- [EXERCISE]: According to the text on MDCO's patent term extension application, how soon after Judge Hilton's decision did the PTO issue its denial?

- [TEXT PROVIDED]:
--------------------------------

And perhaps one of the most important general points . . . .

  • [A] PTE application is a relatively short filing. The statute requires only certain minimal items of information. See 35 U.S.C. § 156 (d)(1)(A)-(E).  Consequently, it is not as if a patent owner needs a full 60-days to assemble an of the necessary information and/or prepare the application. In fact, all the information that MDCO needed, except for its FDA approval, was – available well before December 15,2000.  And on December 15,2900, MDCO received the missing FDA approval.  Thus, MDCO was equipped on December 16, 2000, to file its PTE application.  An applicant for PTE gains no advantage, nor does it receive any additional restored term, by waiting to the last minute to file its PTE.

Apparently outraged at the PTO’s efficiency in expeditiously issuing its denial a mere 72 hours after Judge Hilton’s decision, MDCO’s CEO told the New York Times “Now I’m at war; this is very disconcerting . . . . It’s not even polite, you know what I mean?”

--------------------------------

(Stored data entries)
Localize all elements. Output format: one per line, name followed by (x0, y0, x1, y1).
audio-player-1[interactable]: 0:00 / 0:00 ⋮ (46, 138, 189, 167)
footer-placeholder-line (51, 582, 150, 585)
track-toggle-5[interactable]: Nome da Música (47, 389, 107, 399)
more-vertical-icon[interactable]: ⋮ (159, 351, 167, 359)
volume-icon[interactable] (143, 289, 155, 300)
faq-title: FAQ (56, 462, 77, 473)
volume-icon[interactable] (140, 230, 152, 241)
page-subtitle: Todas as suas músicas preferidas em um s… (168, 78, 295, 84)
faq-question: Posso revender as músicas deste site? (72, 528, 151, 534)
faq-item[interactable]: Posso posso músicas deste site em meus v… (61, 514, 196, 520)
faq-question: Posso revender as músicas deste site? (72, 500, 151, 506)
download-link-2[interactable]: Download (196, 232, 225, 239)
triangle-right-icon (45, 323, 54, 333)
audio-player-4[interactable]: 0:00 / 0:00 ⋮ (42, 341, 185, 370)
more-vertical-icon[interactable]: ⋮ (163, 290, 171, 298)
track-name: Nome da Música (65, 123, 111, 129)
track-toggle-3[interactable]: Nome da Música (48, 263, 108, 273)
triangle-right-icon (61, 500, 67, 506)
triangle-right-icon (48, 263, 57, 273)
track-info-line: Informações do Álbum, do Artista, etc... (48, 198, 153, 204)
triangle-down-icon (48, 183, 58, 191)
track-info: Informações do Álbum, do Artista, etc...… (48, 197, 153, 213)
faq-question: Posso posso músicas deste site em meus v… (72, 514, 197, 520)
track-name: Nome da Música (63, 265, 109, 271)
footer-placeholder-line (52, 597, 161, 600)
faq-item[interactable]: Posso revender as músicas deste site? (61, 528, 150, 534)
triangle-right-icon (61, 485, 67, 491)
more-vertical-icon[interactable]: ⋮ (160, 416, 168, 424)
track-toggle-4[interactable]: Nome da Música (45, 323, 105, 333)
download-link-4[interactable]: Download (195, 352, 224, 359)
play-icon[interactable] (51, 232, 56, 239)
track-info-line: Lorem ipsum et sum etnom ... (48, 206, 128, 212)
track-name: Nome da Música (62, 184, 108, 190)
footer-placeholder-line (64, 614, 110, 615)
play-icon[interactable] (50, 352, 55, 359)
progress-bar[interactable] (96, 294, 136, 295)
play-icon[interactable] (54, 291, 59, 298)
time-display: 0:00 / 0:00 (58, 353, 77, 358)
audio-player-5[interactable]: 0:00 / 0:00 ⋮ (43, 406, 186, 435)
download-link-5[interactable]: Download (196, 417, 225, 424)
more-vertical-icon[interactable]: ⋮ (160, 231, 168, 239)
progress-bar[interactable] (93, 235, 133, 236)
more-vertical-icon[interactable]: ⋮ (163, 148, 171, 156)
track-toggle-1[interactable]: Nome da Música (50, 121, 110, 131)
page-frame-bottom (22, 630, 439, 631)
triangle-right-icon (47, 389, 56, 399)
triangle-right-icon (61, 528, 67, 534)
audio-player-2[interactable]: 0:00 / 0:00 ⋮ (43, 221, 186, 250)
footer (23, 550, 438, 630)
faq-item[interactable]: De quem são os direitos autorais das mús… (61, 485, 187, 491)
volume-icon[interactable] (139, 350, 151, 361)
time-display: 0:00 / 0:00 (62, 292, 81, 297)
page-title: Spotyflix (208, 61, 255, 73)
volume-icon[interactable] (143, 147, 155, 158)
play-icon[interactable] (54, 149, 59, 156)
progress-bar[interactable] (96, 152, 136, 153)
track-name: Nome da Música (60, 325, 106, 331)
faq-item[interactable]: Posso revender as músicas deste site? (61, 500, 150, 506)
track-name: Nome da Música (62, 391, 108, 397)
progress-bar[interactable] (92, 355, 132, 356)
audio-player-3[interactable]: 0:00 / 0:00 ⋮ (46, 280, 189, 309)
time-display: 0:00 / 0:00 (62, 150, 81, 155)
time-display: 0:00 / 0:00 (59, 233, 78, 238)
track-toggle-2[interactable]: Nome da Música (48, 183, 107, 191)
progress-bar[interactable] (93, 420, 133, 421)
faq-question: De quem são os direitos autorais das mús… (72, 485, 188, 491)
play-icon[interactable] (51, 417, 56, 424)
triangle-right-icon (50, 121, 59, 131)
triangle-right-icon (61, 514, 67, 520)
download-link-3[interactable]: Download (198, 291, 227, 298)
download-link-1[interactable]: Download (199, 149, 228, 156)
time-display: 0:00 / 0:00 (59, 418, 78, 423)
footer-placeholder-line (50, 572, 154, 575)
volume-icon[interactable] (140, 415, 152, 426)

--------------------------------

- [COMPLETED EXERCISE]: 72 hours after Judge Hilton's decision.